Material for this task ->
────────────────────────────────────────

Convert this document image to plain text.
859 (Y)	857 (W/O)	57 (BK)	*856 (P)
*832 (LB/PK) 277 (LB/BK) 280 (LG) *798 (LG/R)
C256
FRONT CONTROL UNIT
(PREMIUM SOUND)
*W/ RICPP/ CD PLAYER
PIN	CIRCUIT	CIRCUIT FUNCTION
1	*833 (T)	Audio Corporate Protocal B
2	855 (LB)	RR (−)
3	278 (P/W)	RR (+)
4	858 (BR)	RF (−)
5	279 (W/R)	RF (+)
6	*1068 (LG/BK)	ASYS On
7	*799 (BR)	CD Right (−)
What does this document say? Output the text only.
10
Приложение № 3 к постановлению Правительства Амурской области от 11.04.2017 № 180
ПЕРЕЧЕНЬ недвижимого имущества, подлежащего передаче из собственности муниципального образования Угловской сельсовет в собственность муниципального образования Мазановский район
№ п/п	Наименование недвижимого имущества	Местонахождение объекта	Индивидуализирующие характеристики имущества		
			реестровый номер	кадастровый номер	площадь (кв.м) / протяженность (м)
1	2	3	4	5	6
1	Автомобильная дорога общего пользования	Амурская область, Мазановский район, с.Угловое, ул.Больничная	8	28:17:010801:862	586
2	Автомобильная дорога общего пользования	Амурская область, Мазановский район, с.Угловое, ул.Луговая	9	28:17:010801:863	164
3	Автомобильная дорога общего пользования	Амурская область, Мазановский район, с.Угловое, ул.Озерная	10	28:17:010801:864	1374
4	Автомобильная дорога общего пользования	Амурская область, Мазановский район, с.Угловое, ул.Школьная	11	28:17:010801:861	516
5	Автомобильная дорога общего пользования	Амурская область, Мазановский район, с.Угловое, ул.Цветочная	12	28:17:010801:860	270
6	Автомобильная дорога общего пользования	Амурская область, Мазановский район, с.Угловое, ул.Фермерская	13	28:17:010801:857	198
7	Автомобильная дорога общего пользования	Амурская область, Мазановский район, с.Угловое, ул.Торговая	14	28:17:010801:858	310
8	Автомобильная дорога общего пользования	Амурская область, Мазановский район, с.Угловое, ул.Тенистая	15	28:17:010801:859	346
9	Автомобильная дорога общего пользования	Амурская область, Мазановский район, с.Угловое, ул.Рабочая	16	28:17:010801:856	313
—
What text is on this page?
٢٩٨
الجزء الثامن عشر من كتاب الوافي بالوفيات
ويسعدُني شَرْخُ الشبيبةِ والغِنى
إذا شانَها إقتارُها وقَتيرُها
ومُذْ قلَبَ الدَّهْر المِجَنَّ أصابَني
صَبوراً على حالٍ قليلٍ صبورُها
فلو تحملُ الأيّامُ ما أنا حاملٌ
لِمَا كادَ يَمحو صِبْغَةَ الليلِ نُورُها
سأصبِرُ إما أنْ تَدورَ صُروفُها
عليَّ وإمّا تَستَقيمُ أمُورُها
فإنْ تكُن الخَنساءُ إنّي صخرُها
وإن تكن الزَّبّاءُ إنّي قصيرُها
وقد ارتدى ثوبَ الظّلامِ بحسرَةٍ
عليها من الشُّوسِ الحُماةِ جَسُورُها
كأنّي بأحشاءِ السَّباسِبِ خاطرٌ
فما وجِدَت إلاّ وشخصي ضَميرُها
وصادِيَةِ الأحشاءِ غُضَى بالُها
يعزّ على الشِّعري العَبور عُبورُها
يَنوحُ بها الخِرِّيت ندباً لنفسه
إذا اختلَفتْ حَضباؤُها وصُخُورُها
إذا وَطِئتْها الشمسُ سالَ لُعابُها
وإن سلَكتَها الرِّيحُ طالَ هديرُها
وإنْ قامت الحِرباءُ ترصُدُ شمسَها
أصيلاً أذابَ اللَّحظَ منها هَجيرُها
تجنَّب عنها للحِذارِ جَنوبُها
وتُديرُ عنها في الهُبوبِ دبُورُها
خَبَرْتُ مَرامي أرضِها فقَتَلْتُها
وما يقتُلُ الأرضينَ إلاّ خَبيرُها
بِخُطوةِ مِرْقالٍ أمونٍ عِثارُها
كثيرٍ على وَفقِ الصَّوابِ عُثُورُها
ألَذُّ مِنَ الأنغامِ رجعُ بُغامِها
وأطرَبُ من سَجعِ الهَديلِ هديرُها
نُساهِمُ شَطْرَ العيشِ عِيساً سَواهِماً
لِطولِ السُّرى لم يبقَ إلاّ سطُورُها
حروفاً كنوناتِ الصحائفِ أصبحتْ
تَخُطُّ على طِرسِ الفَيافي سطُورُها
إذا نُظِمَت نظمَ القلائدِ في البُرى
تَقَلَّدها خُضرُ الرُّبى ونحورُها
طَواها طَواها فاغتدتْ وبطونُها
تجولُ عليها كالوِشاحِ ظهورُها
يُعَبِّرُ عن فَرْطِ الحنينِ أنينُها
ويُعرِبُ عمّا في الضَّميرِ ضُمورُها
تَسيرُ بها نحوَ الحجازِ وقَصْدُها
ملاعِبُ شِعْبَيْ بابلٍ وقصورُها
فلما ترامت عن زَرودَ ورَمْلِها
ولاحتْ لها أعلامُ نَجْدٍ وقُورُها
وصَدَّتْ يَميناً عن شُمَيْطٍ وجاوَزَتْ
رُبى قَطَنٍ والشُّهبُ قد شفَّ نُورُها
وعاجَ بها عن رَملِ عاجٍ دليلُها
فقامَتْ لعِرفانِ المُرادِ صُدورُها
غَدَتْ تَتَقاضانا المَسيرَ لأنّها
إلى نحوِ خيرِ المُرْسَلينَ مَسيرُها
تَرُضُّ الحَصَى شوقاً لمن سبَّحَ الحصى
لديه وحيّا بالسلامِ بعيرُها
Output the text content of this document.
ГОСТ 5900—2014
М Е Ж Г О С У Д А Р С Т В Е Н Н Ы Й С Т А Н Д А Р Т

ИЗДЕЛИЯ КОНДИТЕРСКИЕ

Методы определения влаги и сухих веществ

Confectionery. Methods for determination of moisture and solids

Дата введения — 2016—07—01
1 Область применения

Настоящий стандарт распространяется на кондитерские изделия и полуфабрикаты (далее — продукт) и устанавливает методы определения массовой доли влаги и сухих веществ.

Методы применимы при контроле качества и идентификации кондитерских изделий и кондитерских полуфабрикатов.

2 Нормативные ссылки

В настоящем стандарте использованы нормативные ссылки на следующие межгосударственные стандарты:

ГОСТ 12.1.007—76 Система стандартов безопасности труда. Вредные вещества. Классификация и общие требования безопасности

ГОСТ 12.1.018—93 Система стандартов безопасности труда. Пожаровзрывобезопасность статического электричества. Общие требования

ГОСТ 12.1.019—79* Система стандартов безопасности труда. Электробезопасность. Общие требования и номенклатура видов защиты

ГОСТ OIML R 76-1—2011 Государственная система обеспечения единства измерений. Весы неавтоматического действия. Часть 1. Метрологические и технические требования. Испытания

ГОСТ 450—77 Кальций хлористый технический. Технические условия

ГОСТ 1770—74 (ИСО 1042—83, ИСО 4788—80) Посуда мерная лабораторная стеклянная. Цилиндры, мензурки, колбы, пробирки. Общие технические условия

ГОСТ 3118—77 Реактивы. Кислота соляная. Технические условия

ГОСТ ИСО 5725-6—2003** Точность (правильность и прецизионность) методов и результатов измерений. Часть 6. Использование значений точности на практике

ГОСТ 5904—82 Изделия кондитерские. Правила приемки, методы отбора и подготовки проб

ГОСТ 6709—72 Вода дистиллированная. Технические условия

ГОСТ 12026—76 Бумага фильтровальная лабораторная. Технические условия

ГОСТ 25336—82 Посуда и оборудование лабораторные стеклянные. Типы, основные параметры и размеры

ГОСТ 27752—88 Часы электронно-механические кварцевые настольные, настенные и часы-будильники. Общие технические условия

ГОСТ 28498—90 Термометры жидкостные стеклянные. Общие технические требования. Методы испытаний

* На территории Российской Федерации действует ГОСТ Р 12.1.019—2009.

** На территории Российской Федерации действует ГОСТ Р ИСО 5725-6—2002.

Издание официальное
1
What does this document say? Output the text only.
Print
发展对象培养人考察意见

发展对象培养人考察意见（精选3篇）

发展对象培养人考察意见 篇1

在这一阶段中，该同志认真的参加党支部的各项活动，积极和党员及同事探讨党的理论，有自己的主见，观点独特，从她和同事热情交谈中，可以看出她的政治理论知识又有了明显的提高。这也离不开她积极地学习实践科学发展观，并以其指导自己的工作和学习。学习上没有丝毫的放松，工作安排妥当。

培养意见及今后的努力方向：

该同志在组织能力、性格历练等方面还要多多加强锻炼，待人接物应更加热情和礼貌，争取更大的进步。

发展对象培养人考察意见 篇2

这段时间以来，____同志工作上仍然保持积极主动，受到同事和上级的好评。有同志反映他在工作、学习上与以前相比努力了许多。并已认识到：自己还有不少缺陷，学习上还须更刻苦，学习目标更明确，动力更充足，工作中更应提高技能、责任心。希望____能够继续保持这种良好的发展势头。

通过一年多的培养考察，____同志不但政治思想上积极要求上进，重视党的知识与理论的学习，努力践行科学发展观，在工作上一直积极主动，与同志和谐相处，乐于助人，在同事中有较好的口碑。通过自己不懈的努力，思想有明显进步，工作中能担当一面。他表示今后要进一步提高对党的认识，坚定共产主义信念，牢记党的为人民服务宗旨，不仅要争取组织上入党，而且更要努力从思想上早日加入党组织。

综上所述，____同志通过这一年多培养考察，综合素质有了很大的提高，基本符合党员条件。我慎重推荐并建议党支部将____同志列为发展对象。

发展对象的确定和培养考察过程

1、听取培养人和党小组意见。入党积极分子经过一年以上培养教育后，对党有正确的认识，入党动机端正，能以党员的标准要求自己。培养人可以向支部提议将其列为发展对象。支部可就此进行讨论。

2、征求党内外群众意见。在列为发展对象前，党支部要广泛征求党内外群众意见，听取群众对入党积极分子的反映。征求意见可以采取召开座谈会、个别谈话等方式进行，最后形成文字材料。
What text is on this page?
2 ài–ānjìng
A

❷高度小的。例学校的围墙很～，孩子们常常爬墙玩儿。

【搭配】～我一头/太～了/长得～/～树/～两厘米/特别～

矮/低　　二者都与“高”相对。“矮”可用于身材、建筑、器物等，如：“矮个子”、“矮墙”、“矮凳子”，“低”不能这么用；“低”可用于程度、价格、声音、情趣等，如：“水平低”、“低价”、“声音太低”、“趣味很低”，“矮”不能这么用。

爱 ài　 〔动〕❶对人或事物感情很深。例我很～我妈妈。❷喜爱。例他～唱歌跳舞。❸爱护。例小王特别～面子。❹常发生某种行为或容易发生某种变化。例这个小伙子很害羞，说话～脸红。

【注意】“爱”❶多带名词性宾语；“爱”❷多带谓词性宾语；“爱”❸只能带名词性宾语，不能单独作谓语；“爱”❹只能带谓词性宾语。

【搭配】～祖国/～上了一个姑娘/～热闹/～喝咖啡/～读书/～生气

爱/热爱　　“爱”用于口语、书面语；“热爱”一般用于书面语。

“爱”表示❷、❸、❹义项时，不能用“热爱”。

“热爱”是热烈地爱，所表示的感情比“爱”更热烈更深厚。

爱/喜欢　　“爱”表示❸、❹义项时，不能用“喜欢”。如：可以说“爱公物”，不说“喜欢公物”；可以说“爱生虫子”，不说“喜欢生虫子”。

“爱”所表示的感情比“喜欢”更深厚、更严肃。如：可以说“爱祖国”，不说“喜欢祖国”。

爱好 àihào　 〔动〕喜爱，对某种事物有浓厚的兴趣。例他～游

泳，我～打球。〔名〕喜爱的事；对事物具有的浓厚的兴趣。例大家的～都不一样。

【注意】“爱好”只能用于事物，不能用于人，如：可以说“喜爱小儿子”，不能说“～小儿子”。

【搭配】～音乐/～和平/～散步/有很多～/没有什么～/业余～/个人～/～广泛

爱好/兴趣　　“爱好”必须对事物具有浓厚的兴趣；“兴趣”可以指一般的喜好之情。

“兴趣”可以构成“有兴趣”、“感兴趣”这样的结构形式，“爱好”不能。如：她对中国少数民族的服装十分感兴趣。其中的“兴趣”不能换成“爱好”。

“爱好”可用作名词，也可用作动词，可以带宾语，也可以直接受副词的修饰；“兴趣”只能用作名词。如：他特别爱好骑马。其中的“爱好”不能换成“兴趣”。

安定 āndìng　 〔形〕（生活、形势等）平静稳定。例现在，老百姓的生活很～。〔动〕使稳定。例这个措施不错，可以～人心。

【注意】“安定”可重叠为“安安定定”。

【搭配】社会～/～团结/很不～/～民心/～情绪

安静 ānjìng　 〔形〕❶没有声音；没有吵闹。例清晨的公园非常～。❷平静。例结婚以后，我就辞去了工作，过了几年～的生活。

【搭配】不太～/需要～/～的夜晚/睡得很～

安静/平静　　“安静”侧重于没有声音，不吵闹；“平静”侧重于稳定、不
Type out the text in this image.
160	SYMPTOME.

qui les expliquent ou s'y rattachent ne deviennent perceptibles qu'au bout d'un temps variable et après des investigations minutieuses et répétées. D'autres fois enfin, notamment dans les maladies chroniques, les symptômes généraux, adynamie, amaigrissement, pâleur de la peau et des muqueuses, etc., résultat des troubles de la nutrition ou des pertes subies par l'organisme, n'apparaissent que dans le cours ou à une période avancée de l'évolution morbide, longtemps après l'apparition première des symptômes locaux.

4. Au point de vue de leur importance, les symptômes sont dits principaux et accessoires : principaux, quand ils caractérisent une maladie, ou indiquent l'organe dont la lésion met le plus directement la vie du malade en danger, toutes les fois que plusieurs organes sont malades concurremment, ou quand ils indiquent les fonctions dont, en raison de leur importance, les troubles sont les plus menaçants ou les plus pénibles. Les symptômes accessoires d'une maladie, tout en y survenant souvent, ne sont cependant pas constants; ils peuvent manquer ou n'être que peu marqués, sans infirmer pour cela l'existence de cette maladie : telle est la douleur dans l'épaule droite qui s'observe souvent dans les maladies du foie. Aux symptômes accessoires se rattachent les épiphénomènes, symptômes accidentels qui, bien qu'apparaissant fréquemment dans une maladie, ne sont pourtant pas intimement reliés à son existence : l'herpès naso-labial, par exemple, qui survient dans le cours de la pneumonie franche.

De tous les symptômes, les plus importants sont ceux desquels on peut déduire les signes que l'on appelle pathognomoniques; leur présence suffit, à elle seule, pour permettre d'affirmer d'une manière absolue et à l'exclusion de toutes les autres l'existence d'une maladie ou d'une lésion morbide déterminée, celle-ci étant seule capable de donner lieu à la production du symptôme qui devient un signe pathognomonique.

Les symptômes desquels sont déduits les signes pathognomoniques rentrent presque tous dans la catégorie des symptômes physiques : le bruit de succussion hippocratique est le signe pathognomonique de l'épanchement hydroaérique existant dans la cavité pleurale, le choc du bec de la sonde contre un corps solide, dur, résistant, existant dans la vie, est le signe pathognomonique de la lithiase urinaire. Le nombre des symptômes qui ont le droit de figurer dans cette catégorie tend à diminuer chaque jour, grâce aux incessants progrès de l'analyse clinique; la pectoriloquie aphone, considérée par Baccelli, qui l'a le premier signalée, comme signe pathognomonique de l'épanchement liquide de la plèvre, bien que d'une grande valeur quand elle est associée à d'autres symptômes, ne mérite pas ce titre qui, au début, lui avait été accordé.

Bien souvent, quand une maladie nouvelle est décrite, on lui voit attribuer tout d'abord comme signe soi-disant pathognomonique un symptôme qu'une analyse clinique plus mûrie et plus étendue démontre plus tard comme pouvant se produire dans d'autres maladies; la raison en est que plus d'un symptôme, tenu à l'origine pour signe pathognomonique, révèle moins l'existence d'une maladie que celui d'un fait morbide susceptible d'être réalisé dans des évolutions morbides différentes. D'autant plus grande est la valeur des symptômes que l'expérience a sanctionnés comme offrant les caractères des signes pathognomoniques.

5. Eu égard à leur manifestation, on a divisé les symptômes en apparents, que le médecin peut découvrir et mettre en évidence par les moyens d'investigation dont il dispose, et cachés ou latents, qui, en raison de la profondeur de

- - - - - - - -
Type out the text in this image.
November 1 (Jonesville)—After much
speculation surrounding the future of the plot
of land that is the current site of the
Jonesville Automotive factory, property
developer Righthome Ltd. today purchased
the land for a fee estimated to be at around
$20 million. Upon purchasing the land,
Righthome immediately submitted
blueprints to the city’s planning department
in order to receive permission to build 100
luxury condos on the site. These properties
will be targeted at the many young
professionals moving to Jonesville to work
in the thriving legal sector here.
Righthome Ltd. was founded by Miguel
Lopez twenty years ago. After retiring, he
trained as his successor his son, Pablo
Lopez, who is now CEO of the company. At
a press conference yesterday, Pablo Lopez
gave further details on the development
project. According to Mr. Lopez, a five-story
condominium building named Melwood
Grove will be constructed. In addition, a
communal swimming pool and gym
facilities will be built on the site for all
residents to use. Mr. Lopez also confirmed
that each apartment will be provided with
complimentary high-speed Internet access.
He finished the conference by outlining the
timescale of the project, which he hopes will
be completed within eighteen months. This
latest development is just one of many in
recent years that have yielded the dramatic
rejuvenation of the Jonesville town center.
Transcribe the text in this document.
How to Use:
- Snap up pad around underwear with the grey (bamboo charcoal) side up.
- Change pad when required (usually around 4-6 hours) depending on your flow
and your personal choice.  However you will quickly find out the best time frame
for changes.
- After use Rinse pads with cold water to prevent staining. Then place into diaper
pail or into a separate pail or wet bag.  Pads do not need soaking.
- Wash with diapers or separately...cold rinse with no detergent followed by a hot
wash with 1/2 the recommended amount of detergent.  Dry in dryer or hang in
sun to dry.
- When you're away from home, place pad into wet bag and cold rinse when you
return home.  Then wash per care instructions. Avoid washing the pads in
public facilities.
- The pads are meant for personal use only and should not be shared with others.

────────────────────────────────────────

Required task ->
Copy out all lines where the word "территории" appears.

Solution to the problem ->
* На территории Российской Федерации действует ГОСТ Р 12.1.019—2009.
** На территории Российской Федерации действует ГОСТ Р ИСО 5725-6—2002.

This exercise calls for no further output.